◆ **Records supplied**:
:::::
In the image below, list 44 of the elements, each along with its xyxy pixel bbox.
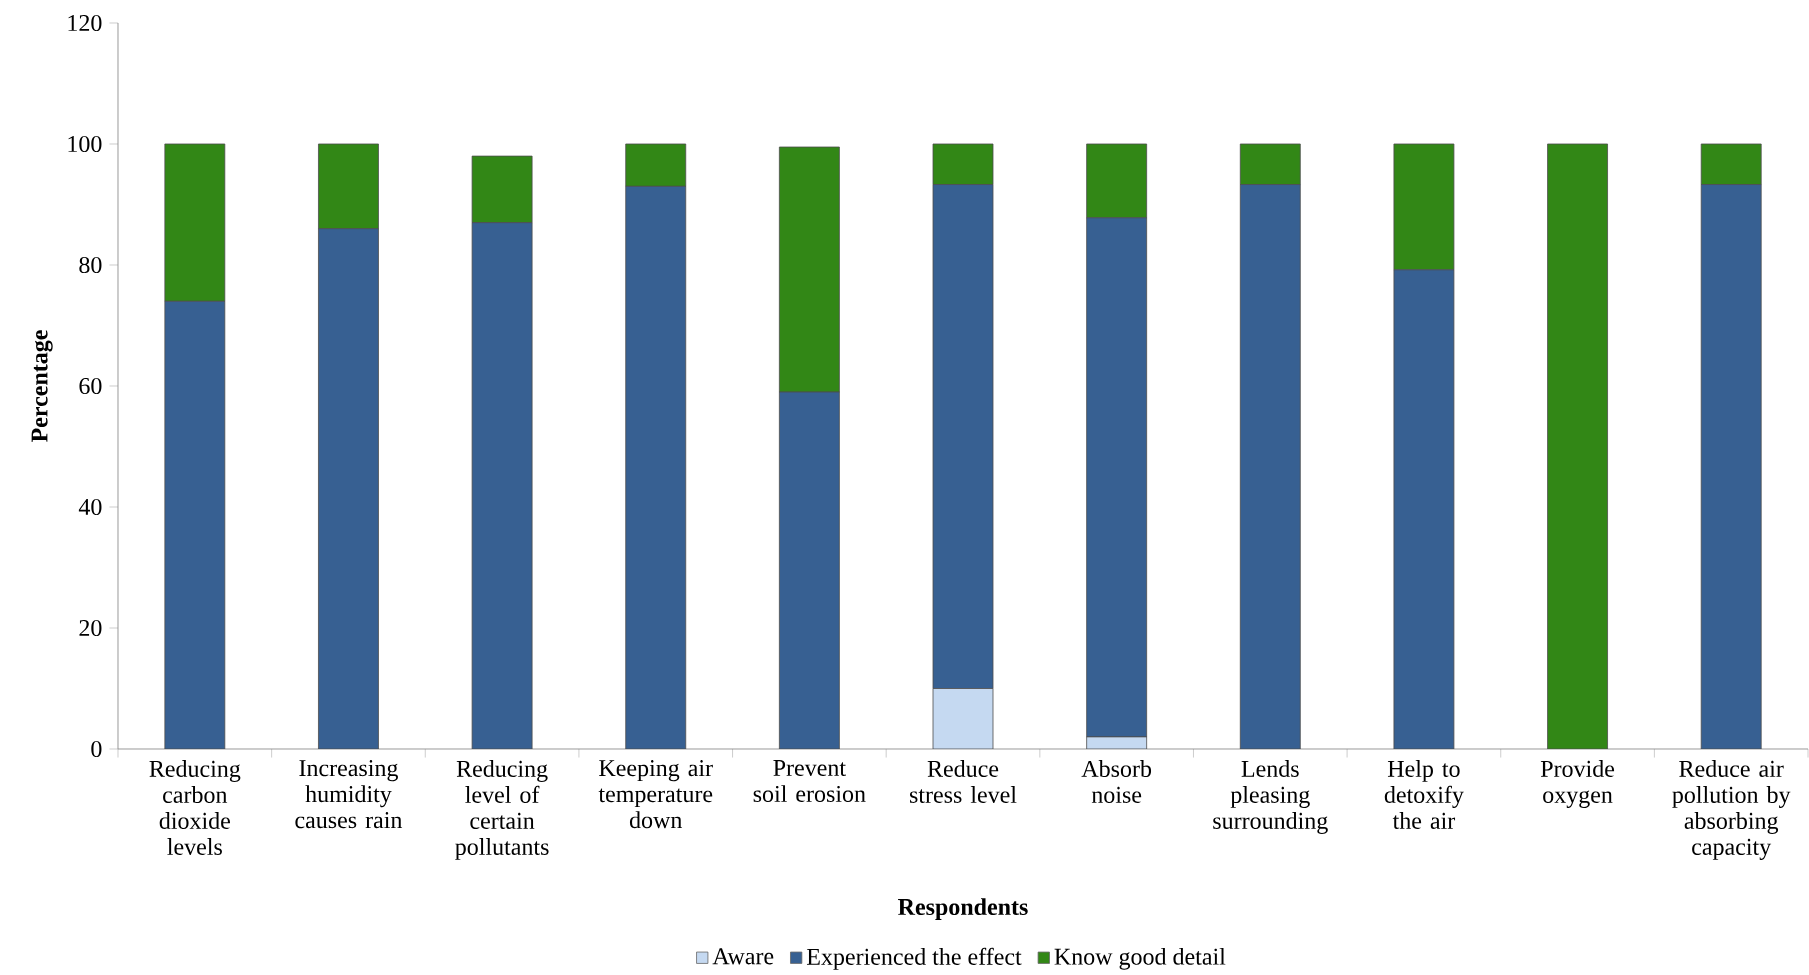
bar <box>1700 143 1762 185</box>
y-tick-label: 20 <box>79 619 102 637</box>
y-tick-label: 80 <box>79 256 102 274</box>
legend-label: Experienced the effect <box>806 947 1022 970</box>
y-tick-label: 120 <box>68 14 102 32</box>
bar <box>625 185 687 749</box>
bar <box>1086 217 1148 738</box>
bar <box>164 143 226 302</box>
x-tick-label: Prevent soil erosion <box>753 760 866 802</box>
x-tick-label: Lends pleasing surrounding <box>1213 760 1328 834</box>
bar <box>1393 143 1455 271</box>
x-tick-label: Reducing level of certain pollutants <box>455 760 549 860</box>
y-axis-title: Percentage <box>31 330 53 443</box>
bar <box>1239 184 1301 749</box>
x-tick-label: Absorb noise <box>1081 760 1152 803</box>
x-tick-label: Keeping air temperature down <box>598 760 713 829</box>
bar <box>625 143 687 187</box>
x-axis-title: Respondents <box>898 898 1028 920</box>
x-tick-label: Reduce stress level <box>910 760 1017 803</box>
bar <box>932 143 994 185</box>
x-tick-label: Reduce air pollution by absorbing capacity <box>1672 760 1791 860</box>
bar <box>778 146 840 393</box>
y-tick-label: 0 <box>91 740 102 758</box>
bar <box>318 143 379 230</box>
bar <box>932 184 994 689</box>
bar <box>318 228 379 749</box>
bar <box>1547 143 1608 749</box>
y-tick-label: 100 <box>68 135 102 153</box>
legend-label: Know good detail <box>1054 947 1226 970</box>
x-tick-label: Increasing humidity causes rain <box>295 760 403 829</box>
legend-label: Aware <box>712 948 774 965</box>
bar <box>1086 143 1148 219</box>
y-tick-label: 40 <box>78 498 102 516</box>
x-tick-label: Reducing carbon dioxide levels <box>149 760 241 855</box>
bar <box>1239 143 1301 185</box>
bar <box>471 155 533 224</box>
bar <box>778 391 840 749</box>
bar <box>164 300 226 749</box>
bar <box>1393 269 1455 749</box>
bar <box>471 222 533 749</box>
x-tick-label: Help to detoxify the air <box>1384 760 1464 829</box>
bar <box>1700 184 1762 749</box>
y-tick-label: 60 <box>79 377 102 395</box>
x-tick-label: Provide oxygen <box>1540 760 1615 808</box>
:::::
◆ **Stated task**:
Repeat all of the lines above word for word, leaving out the picture.

◆ **Problem solution**:
In the image below, list 44 of the elements, each along with its xyxy pixel bbox.
bar <box>1700 143 1762 185</box>
y-tick-label: 20 <box>79 619 102 637</box>
y-tick-label: 80 <box>79 256 102 274</box>
legend-label: Experienced the effect <box>806 947 1022 970</box>
y-tick-label: 120 <box>68 14 102 32</box>
bar <box>625 185 687 749</box>
bar <box>1086 217 1148 738</box>
bar <box>164 143 226 302</box>
x-tick-label: Prevent soil erosion <box>753 760 866 802</box>
x-tick-label: Lends pleasing surrounding <box>1213 760 1328 834</box>
bar <box>1393 143 1455 271</box>
x-tick-label: Reducing level of certain pollutants <box>455 760 549 860</box>
y-axis-title: Percentage <box>31 330 53 443</box>
bar <box>1239 184 1301 749</box>
x-tick-label: Absorb noise <box>1081 760 1152 803</box>
x-tick-label: Keeping air temperature down <box>598 760 713 829</box>
bar <box>625 143 687 187</box>
x-axis-title: Respondents <box>898 898 1028 920</box>
x-tick-label: Reduce stress level <box>910 760 1017 803</box>
bar <box>932 143 994 185</box>
x-tick-label: Reduce air pollution by absorbing capacity <box>1672 760 1791 860</box>
bar <box>778 146 840 393</box>
y-tick-label: 0 <box>91 740 102 758</box>
bar <box>318 143 379 230</box>
bar <box>932 184 994 689</box>
bar <box>318 228 379 749</box>
bar <box>1547 143 1608 749</box>
y-tick-label: 100 <box>68 135 102 153</box>
legend-label: Know good detail <box>1054 947 1226 970</box>
x-tick-label: Increasing humidity causes rain <box>295 760 403 829</box>
legend-label: Aware <box>712 948 774 965</box>
bar <box>1086 143 1148 219</box>
y-tick-label: 40 <box>78 498 102 516</box>
x-tick-label: Reducing carbon dioxide levels <box>149 760 241 855</box>
bar <box>1239 143 1301 185</box>
bar <box>471 155 533 224</box>
bar <box>778 391 840 749</box>
bar <box>164 300 226 749</box>
bar <box>1393 269 1455 749</box>
bar <box>471 222 533 749</box>
x-tick-label: Help to detoxify the air <box>1384 760 1464 829</box>
bar <box>1700 184 1762 749</box>
y-tick-label: 60 <box>79 377 102 395</box>
x-tick-label: Provide oxygen <box>1540 760 1615 808</box>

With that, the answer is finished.